Text:
Open-source implementation of .NET Framework

DotGNU is a decommissioned part of the GNU Project that started in January 2001 and aimed to provide a free software replacement for Microsoft's .NET Framework. The DotGNU project was run by the Free Software Foundation. Other goals of the project are better support for non-Windows platforms and support for more processors.

The main goal of the DotGNU project code base was to provide a class library that is 100% Common Language Specification (CLS) compliant.

==Main development projects==

===Portable.NET===
DotGNU Portable.NET, an implementation of the ECMA-335 Common Language Infrastructure (CLI), includes software to compile and run Visual Basic .NET, C#, and C applications that use the .NET base class libraries, XML, and Windows Forms. Portable.NET claims to support various instruction set architectures including x86, PPC, ARM, and SPARC.

===DGEE===
DotGNU Execution Environment (DGEE) is a web service server.

===libJIT===
libJIT is a just-in-time compilation library for development of advanced just-in-time compilation in virtual machine implementations, dynamic programming languages, and scripting languages. It implements an intermediate representation based on three-address code, in which variables are kept in static single assignment form.

libJIT has also seen some use in other open source projects, including GNU Emacs, ILDJIT and HornetsEye.

==Framework architecture==

Simplified Mono architecture

The Portable .NET class library seeks to provide facilities for application development. These are primarily written in C#, but because of the Common Language Specification they can be used by any .NET language. Like .NET, the class library is structured into Namespaces and Assemblies. It has additional top-level namespaces including Accessibility and DotGNU. In a typical operation, the Portable .NET compiler generates a Common Language Specification (CLS) image, as specified in chapter 6 of ECMA-335, and the Portable .NET runtime takes this image and runs it.

==Free software==
DotGNU points out that it is Free Software, and it sets out to ensure that all aspects of DotGNU minimize dependence on proprietary components, such as calls to Microsoft Windows' GUI code. DotGNU was one of the High Priority Free Software Projects from till .

Exercise set:
1 – Retype the DotGNU text between "Open-source implementation of" and "ARM, and SPARC.", inclusive.
2 – Repeat the records exactly, from their first line through the line holding "- ime-icon[interactable]: A: [1077, 645, 1101, 669]", inclusive.

Element region listings:
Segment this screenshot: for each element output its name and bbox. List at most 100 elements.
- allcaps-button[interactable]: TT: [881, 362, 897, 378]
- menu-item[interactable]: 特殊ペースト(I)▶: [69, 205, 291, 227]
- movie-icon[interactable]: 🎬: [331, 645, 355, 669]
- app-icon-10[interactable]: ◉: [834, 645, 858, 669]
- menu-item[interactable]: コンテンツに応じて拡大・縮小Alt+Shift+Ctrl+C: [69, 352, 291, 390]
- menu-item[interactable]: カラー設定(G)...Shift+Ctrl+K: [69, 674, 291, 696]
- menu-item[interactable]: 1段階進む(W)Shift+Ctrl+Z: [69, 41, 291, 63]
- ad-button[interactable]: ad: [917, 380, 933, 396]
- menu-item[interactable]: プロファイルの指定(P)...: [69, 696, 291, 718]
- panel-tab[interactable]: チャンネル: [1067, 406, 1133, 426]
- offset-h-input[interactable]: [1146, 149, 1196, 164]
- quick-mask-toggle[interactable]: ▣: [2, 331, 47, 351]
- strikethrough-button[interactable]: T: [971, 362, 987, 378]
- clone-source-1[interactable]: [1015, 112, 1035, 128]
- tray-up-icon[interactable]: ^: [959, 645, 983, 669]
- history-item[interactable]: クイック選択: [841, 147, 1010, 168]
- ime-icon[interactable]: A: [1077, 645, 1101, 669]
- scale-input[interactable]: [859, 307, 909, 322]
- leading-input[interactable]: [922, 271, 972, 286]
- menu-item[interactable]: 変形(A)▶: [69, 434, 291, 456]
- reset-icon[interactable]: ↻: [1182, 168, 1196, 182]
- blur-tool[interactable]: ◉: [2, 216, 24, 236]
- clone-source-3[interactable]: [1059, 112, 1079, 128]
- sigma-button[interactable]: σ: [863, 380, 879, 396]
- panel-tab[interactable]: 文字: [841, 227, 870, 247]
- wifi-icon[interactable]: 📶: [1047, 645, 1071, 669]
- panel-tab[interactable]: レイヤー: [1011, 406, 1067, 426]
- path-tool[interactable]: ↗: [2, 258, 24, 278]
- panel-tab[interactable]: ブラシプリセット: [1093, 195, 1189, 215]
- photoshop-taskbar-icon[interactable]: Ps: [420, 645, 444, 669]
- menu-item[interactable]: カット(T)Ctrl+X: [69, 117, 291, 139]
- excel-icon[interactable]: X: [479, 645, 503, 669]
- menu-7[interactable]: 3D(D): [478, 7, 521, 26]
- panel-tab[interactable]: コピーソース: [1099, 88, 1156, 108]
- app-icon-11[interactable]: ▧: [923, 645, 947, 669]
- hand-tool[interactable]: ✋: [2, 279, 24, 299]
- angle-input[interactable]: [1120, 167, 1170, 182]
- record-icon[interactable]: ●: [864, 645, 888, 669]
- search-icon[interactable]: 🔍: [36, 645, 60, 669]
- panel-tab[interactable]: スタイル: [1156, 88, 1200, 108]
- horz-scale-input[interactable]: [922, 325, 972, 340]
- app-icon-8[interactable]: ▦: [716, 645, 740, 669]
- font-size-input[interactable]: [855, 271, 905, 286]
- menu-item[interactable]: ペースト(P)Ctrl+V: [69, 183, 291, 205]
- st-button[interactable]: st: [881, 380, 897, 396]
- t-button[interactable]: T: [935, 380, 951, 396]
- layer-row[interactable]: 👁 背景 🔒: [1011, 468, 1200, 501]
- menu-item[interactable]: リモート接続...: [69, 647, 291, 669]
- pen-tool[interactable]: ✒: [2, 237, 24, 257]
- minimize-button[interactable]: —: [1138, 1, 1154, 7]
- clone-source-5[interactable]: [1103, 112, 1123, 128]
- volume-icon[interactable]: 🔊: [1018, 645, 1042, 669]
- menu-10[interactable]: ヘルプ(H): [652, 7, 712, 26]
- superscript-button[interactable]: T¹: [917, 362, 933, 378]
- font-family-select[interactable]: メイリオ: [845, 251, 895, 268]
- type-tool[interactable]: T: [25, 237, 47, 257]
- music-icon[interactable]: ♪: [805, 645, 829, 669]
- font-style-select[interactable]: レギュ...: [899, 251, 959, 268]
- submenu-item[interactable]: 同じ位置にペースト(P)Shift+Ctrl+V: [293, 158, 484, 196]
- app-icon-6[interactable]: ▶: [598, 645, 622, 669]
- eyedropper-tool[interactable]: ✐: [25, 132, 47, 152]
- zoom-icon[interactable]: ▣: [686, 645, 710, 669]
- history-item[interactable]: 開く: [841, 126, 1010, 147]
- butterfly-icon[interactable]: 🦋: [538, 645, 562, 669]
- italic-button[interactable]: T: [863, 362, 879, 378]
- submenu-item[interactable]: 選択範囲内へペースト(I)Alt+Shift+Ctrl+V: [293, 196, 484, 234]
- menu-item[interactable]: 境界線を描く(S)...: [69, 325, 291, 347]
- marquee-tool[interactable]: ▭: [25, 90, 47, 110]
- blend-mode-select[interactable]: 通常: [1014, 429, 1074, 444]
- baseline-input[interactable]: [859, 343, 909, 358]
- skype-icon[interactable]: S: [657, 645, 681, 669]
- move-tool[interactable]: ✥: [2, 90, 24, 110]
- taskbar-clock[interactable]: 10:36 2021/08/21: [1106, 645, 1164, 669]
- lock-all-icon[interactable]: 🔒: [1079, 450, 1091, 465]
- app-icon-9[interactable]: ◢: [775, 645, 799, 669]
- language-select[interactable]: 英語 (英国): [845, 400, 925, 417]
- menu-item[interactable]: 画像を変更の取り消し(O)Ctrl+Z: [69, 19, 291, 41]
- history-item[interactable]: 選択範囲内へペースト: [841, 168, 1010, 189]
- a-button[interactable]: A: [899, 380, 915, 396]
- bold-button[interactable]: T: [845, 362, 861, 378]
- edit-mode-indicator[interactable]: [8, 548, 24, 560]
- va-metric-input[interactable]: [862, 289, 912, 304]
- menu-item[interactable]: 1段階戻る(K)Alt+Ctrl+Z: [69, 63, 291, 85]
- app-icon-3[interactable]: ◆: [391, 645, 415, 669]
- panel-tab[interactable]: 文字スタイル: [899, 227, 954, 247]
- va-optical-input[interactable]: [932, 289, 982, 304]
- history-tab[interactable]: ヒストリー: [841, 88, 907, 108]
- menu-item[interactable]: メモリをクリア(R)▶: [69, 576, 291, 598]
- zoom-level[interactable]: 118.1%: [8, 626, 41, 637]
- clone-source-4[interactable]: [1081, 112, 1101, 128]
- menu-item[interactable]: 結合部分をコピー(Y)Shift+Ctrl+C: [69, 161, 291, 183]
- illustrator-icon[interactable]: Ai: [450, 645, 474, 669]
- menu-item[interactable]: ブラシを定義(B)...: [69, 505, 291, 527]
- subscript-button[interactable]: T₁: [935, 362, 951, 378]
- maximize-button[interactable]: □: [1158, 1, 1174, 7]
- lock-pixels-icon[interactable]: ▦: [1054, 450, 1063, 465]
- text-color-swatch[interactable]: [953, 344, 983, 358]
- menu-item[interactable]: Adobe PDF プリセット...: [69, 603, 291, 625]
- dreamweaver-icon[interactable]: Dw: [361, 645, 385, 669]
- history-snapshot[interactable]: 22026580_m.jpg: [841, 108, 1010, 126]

The responses:
1 –
Open-source implementation of .NET Framework

DotGNU is a decommissioned part of the GNU Project that started in January 2001 and aimed to provide a free software replacement for Microsoft's .NET Framework. The DotGNU project was run by the Free Software Foundation. Other goals of the project are better support for non-Windows platforms and support for more processors.

The main goal of the DotGNU project code base was to provide a class library that is 100% Common Language Specification (CLS) compliant.

==Main development projects==

===Portable.NET===
DotGNU Portable.NET, an implementation of the ECMA-335 Common Language Infrastructure (CLI), includes software to compile and run Visual Basic .NET, C#, and C applications that use the .NET base class libraries, XML, and Windows Forms. Portable.NET claims to support various instruction set architectures including x86, PPC, ARM, and SPARC.

2 –
Segment this screenshot: for each element output its name and bbox. List at most 100 elements.
- allcaps-button[interactable]: TT: [881, 362, 897, 378]
- menu-item[interactable]: 特殊ペースト(I)▶: [69, 205, 291, 227]
- movie-icon[interactable]: 🎬: [331, 645, 355, 669]
- app-icon-10[interactable]: ◉: [834, 645, 858, 669]
- menu-item[interactable]: コンテンツに応じて拡大・縮小Alt+Shift+Ctrl+C: [69, 352, 291, 390]
- menu-item[interactable]: カラー設定(G)...Shift+Ctrl+K: [69, 674, 291, 696]
- menu-item[interactable]: 1段階進む(W)Shift+Ctrl+Z: [69, 41, 291, 63]
- ad-button[interactable]: ad: [917, 380, 933, 396]
- menu-item[interactable]: プロファイルの指定(P)...: [69, 696, 291, 718]
- panel-tab[interactable]: チャンネル: [1067, 406, 1133, 426]
- offset-h-input[interactable]: [1146, 149, 1196, 164]
- quick-mask-toggle[interactable]: ▣: [2, 331, 47, 351]
- strikethrough-button[interactable]: T: [971, 362, 987, 378]
- clone-source-1[interactable]: [1015, 112, 1035, 128]
- tray-up-icon[interactable]: ^: [959, 645, 983, 669]
- history-item[interactable]: クイック選択: [841, 147, 1010, 168]
- ime-icon[interactable]: A: [1077, 645, 1101, 669]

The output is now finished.